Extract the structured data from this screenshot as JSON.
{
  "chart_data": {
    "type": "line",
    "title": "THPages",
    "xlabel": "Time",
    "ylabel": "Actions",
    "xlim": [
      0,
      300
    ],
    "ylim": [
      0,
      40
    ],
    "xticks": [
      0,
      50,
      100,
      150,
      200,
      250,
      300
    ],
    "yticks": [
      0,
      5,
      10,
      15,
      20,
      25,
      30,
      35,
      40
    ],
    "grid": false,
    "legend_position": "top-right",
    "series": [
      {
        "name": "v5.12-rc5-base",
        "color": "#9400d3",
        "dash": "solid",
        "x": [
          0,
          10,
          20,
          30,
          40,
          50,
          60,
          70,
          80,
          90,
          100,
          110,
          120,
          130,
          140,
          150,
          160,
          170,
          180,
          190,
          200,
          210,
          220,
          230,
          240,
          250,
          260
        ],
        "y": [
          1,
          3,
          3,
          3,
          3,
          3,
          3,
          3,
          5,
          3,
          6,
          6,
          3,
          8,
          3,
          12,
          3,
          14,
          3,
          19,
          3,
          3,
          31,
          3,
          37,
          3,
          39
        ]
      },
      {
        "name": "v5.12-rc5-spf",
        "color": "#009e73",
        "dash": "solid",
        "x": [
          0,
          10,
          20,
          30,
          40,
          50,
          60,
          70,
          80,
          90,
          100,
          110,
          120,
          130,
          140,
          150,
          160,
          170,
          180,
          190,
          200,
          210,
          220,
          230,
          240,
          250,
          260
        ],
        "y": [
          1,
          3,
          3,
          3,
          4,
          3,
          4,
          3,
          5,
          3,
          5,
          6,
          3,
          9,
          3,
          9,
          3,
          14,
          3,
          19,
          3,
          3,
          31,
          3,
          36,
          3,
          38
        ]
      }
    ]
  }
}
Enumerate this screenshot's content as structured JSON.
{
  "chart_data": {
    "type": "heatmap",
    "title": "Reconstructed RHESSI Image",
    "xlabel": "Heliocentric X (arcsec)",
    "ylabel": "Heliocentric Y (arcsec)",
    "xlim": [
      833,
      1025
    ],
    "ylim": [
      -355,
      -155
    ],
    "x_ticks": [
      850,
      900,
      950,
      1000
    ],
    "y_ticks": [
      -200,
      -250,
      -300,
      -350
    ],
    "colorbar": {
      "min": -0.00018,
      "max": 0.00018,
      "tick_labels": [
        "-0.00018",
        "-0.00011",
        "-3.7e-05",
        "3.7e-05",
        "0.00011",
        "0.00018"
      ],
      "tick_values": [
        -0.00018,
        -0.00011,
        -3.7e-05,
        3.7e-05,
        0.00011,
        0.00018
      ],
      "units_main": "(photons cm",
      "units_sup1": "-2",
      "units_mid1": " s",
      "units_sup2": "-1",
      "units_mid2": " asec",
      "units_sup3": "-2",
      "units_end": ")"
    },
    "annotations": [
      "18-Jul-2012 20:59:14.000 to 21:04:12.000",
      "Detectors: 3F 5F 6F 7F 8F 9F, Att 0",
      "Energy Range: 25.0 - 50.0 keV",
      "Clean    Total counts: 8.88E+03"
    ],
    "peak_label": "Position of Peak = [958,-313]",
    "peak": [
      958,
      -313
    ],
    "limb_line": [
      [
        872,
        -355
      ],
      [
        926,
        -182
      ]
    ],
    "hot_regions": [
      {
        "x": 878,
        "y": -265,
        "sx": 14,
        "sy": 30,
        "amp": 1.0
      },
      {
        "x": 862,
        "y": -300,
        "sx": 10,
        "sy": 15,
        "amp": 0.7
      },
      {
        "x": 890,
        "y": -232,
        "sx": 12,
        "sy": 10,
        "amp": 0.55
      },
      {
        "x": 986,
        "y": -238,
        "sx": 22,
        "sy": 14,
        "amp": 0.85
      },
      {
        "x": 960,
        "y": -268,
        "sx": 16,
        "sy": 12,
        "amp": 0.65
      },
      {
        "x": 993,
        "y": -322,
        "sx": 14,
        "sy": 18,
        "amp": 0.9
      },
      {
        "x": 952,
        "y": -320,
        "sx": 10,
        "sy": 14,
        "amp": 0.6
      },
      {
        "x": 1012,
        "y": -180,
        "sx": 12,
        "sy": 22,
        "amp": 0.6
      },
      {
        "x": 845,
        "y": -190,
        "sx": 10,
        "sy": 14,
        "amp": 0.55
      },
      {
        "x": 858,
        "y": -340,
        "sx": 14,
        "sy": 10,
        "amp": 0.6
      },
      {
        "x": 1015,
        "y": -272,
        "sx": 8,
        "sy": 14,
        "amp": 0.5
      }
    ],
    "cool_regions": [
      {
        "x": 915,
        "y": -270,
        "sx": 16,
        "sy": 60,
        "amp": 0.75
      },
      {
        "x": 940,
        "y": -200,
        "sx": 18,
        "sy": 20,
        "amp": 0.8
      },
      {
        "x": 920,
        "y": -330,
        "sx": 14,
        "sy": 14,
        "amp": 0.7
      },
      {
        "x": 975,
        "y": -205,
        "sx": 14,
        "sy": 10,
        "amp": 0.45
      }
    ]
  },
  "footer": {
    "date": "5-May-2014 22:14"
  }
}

- - - - - - -

PROBLEM: Write the data back out verbatim.

FULL ANSWER:
Extract the structured data from this screenshot as JSON.
{
  "chart_data": {
    "type": "line",
    "title": "THPages",
    "xlabel": "Time",
    "ylabel": "Actions",
    "xlim": [
      0,
      300
    ],
    "ylim": [
      0,
      40
    ],
    "xticks": [
      0,
      50,
      100,
      150,
      200,
      250,
      300
    ],
    "yticks": [
      0,
      5,
      10,
      15,
      20,
      25,
      30,
      35,
      40
    ],
    "grid": false,
    "legend_position": "top-right",
    "series": [
      {
        "name": "v5.12-rc5-base",
        "color": "#9400d3",
        "dash": "solid",
        "x": [
          0,
          10,
          20,
          30,
          40,
          50,
          60,
          70,
          80,
          90,
          100,
          110,
          120,
          130,
          140,
          150,
          160,
          170,
          180,
          190,
          200,
          210,
          220,
          230,
          240,
          250,
          260
        ],
        "y": [
          1,
          3,
          3,
          3,
          3,
          3,
          3,
          3,
          5,
          3,
          6,
          6,
          3,
          8,
          3,
          12,
          3,
          14,
          3,
          19,
          3,
          3,
          31,
          3,
          37,
          3,
          39
        ]
      },
      {
        "name": "v5.12-rc5-spf",
        "color": "#009e73",
        "dash": "solid",
        "x": [
          0,
          10,
          20,
          30,
          40,
          50,
          60,
          70,
          80,
          90,
          100,
          110,
          120,
          130,
          140,
          150,
          160,
          170,
          180,
          190,
          200,
          210,
          220,
          230,
          240,
          250,
          260
        ],
        "y": [
          1,
          3,
          3,
          3,
          4,
          3,
          4,
          3,
          5,
          3,
          5,
          6,
          3,
          9,
          3,
          9,
          3,
          14,
          3,
          19,
          3,
          3,
          31,
          3,
          36,
          3,
          38
        ]
      }
    ]
  }
}
Enumerate this screenshot's content as structured JSON.
{
  "chart_data": {
    "type": "heatmap",
    "title": "Reconstructed RHESSI Image",
    "xlabel": "Heliocentric X (arcsec)",
    "ylabel": "Heliocentric Y (arcsec)",
    "xlim": [
      833,
      1025
    ],
    "ylim": [
      -355,
      -155
    ],
    "x_ticks": [
      850,
      900,
      950,
      1000
    ],
    "y_ticks": [
      -200,
      -250,
      -300,
      -350
    ],
    "colorbar": {
      "min": -0.00018,
      "max": 0.00018,
      "tick_labels": [
        "-0.00018",
        "-0.00011",
        "-3.7e-05",
        "3.7e-05",
        "0.00011",
        "0.00018"
      ],
      "tick_values": [
        -0.00018,
        -0.00011,
        -3.7e-05,
        3.7e-05,
        0.00011,
        0.00018
      ],
      "units_main": "(photons cm",
      "units_sup1": "-2",
      "units_mid1": " s",
      "units_sup2": "-1",
      "units_mid2": " asec",
      "units_sup3": "-2",
      "units_end": ")"
    },
    "annotations": [
      "18-Jul-2012 20:59:14.000 to 21:04:12.000",
      "Detectors: 3F 5F 6F 7F 8F 9F, Att 0",
      "Energy Range: 25.0 - 50.0 keV",
      "Clean    Total counts: 8.88E+03"
    ],
    "peak_label": "Position of Peak = [958,-313]",
    "peak": [
      958,
      -313
    ],
    "limb_line": [
      [
        872,
        -355
      ],
      [
        926,
        -182
      ]
    ],
    "hot_regions": [
      {
        "x": 878,
        "y": -265,
        "sx": 14,
        "sy": 30,
        "amp": 1.0
      },
      {
        "x": 862,
        "y": -300,
        "sx": 10,
        "sy": 15,
        "amp": 0.7
      },
      {
        "x": 890,
        "y": -232,
        "sx": 12,
        "sy": 10,
        "amp": 0.55
      },
      {
        "x": 986,
        "y": -238,
        "sx": 22,
        "sy": 14,
        "amp": 0.85
      },
      {
        "x": 960,
        "y": -268,
        "sx": 16,
        "sy": 12,
        "amp": 0.65
      },
      {
        "x": 993,
        "y": -322,
        "sx": 14,
        "sy": 18,
        "amp": 0.9
      },
      {
        "x": 952,
        "y": -320,
        "sx": 10,
        "sy": 14,
        "amp": 0.6
      },
      {
        "x": 1012,
        "y": -180,
        "sx": 12,
        "sy": 22,
        "amp": 0.6
      },
      {
        "x": 845,
        "y": -190,
        "sx": 10,
        "sy": 14,
        "amp": 0.55
      },
      {
        "x": 858,
        "y": -340,
        "sx": 14,
        "sy": 10,
        "amp": 0.6
      },
      {
        "x": 1015,
        "y": -272,
        "sx": 8,
        "sy": 14,
        "amp": 0.5
      }
    ],
    "cool_regions": [
      {
        "x": 915,
        "y": -270,
        "sx": 16,
        "sy": 60,
        "amp": 0.75
      },
      {
        "x": 940,
        "y": -200,
        "sx": 18,
        "sy": 20,
        "amp": 0.8
      },
      {
        "x": 920,
        "y": -330,
        "sx": 14,
        "sy": 14,
        "amp": 0.7
      },
      {
        "x": 975,
        "y": -205,
        "sx": 14,
        "sy": 10,
        "amp": 0.45
      }
    ]
  },
  "footer": {
    "date": "5-May-2014 22:14"
  }
}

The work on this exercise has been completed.